---- ENTRIES
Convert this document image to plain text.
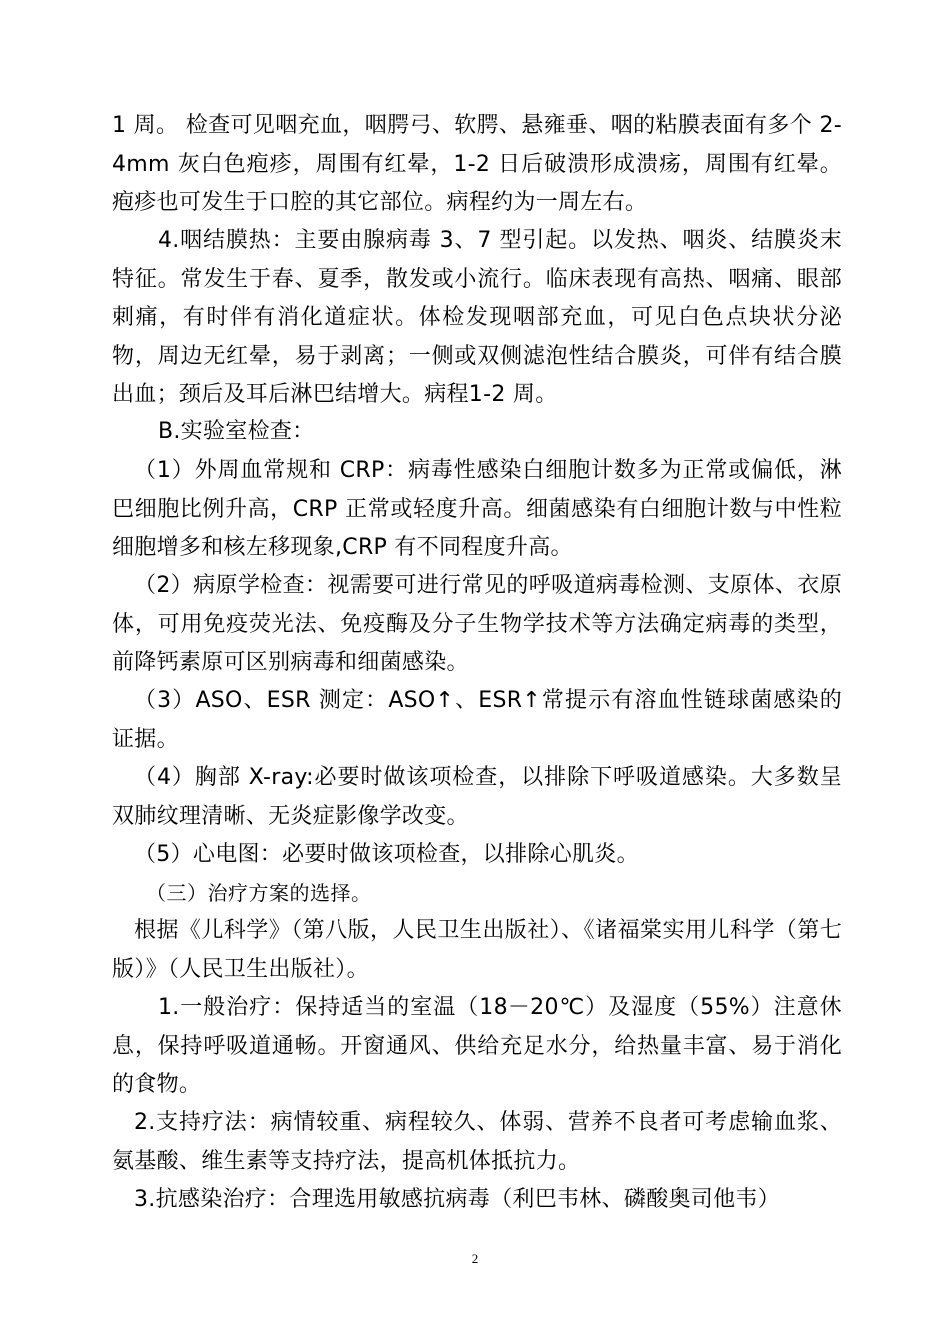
1 周。 检查可见咽充血，咽腭弓、软腭、悬雍垂、咽的粘膜表面有多个 2-4mm 灰白色疱疹，周围有红晕，1-2 日后破溃形成溃疡，周围有红晕。疱疹也可发生于口腔的其它部位。病程约为一周左右。

4.咽结膜热：主要由腺病毒 3、7 型引起。以发热、咽炎、结膜炎末特征。常发生于春、夏季，散发或小流行。临床表现有高热、咽痛、眼部刺痛，有时伴有消化道症状。体检发现咽部充血，可见白色点块状分泌物，周边无红晕，易于剥离；一侧或双侧滤泡性结合膜炎，可伴有结合膜出血；颈后及耳后淋巴结增大。病程1-2 周。

B.实验室检查：

（1）外周血常规和 CRP：病毒性感染白细胞计数多为正常或偏低，淋巴细胞比例升高，CRP 正常或轻度升高。细菌感染有白细胞计数与中性粒细胞增多和核左移现象,CRP 有不同程度升高。

（2）病原学检查：视需要可进行常见的呼吸道病毒检测、支原体、衣原体，可用免疫荧光法、免疫酶及分子生物学技术等方法确定病毒的类型，前降钙素原可区别病毒和细菌感染。

（3）ASO、ESR 测定：ASO↑、ESR↑常提示有溶血性链球菌感染的证据。

（4）胸部 X-ray:必要时做该项检查，以排除下呼吸道感染。大多数呈双肺纹理清晰、无炎症影像学改变。

（5）心电图：必要时做该项检查，以排除心肌炎。

（三）治疗方案的选择。

根据《儿科学》（第八版，人民卫生出版社）、《诸福棠实用儿科学（第七版）》（人民卫生出版社）。

1.一般治疗：保持适当的室温（18－20℃）及湿度（55%）注意休息，保持呼吸道通畅。开窗通风、供给充足水分，给热量丰富、易于消化的食物。

2.支持疗法：病情较重、病程较久、体弱、营养不良者可考虑输血浆、氨基酸、维生素等支持疗法，提高机体抵抗力。

3.抗感染治疗：合理选用敏感抗病毒（利巴韦林、磷酸奥司他韦）

2
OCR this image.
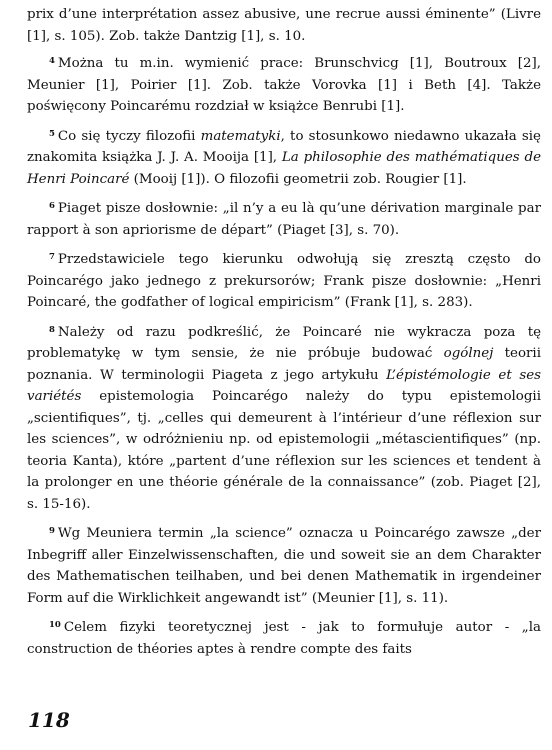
prix d’une interprétation assez abusive, une recrue aussi éminente” (Livre [1], s. 105). Zob. także Dantzig [1], s. 10.

$^4$ Można tu m.in. wymienić prace: Brunschvicg [1], Boutroux [2], Meunier [1], Poirier [1]. Zob. także Vorovka [1] i Beth [4]. Także poświęcony Poincarému rozdział w książce Benrubi [1].

$^5$ Co się tyczy filozofii matematyki, to stosunkowo niedawno ukazała się znakomita książka J. J. A. Mooija [1], La philosophie des mathématiques de Henri Poincaré (Mooij [1]). O filozofii geometrii zob. Rougier [1].

$^6$ Piaget pisze dosłownie: „il n’y a eu là qu’une dérivation marginale par rapport à son apriorisme de départ” (Piaget [3], s. 70).

$^7$ Przedstawiciele tego kierunku odwołują się zresztą często do Poincarégo jako jednego z prekursorów; Frank pisze dosłownie: „Henri Poincaré, the godfather of logical empiricism” (Frank [1], s. 283).

$^8$ Należy od razu podkreślić, że Poincaré nie wykracza poza tę problematykę w tym sensie, że nie próbuje budować ogólnej teorii poznania. W terminologii Piageta z jego artykułu L’épistémologie et ses variétés epistemologia Poincarégo należy do typu epistemologii „scientifiques”, tj. „celles qui demeurent à l’intérieur d’une réflexion sur les sciences”, w odróżnieniu np. od epistemologii „métascientifiques” (np. teoria Kanta), które „partent d’une réflexion sur les sciences et tendent à la prolonger en une théorie générale de la connaissance” (zob. Piaget [2], s. 15-16).

$^9$ Wg Meuniera termin „la science” oznacza u Poincarégo zawsze „der Inbegriff aller Einzelwissenschaften, die und soweit sie an dem Charakter des Mathematischen teilhaben, und bei denen Mathematik in irgendeiner Form auf die Wirklichkeit angewandt ist” (Meunier [1], s. 11).

$^{10}$ Celem fizyki teoretycznej jest - jak to formułuje autor - „la construction de théories aptes à rendre compte des faits

118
--------
Show all lines from the records above where the word "pisze" occurs.

$^6$ Piaget pisze dosłownie: „il n’y a eu là qu’une dérivation marginale par rapport à son apriorisme de départ” (Piaget [3], s. 70).
$^7$ Przedstawiciele tego kierunku odwołują się zresztą często do Poincarégo jako jednego z prekursorów; Frank pisze dosłownie: „Henri Poincaré, the godfather of logical empiricism” (Frank [1], s. 283).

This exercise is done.